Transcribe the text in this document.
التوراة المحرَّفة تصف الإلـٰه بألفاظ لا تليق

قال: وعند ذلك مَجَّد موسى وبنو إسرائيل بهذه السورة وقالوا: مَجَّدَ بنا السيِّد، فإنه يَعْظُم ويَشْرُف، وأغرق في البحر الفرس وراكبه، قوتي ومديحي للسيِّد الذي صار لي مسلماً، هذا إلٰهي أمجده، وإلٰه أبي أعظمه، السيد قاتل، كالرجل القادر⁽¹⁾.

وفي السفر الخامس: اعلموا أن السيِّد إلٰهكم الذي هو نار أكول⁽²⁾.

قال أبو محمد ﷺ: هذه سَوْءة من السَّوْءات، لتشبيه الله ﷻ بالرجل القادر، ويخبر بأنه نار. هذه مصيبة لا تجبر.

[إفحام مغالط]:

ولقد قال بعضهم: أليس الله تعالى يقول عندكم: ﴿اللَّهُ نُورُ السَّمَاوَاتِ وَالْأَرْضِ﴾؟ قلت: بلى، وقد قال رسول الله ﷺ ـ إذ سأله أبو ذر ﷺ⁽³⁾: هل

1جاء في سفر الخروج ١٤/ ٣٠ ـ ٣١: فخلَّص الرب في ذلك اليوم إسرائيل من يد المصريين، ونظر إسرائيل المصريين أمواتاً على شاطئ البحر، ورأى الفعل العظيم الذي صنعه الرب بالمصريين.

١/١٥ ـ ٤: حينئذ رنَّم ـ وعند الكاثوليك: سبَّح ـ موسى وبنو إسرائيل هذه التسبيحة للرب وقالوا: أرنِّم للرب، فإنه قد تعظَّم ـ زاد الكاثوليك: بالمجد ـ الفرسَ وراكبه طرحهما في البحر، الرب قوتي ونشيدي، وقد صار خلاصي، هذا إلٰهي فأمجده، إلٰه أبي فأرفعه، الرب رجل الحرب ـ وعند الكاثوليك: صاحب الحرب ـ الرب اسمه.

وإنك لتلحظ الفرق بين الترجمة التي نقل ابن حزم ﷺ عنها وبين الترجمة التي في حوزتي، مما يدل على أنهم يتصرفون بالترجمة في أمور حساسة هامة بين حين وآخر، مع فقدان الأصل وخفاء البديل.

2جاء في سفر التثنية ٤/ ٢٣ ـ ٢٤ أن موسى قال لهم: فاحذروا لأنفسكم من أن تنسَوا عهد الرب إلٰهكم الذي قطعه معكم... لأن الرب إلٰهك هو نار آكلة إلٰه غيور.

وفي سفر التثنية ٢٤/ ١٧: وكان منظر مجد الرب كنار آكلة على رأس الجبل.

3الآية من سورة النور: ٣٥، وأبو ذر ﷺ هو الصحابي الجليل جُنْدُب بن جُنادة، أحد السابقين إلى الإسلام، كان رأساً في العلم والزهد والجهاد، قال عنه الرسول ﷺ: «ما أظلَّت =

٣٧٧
::::::::
* _Aim of the task_: Copy all lines from the material that include "فإنه".

* _Answer_:
قال: وعند ذلك مَجَّد موسى وبنو إسرائيل بهذه السورة وقالوا: مَجَّدَ بنا السيِّد، فإنه يَعْظُم ويَشْرُف، وأغرق في البحر الفرس وراكبه، قوتي ومديحي للسيِّد الذي صار لي مسلماً، هذا إلٰهي أمجده، وإلٰه أبي أعظمه، السيد قاتل، كالرجل القادر⁽¹⁾.
١/١٥ ـ ٤: حينئذ رنَّم ـ وعند الكاثوليك: سبَّح ـ موسى وبنو إسرائيل هذه التسبيحة للرب وقالوا: أرنِّم للرب، فإنه قد تعظَّم ـ زاد الكاثوليك: بالمجد ـ الفرسَ وراكبه طرحهما في البحر، الرب قوتي ونشيدي، وقد صار خلاصي، هذا إلٰهي فأمجده، إلٰه أبي فأرفعه، الرب رجل الحرب ـ وعند الكاثوليك: صاحب الحرب ـ الرب اسمه.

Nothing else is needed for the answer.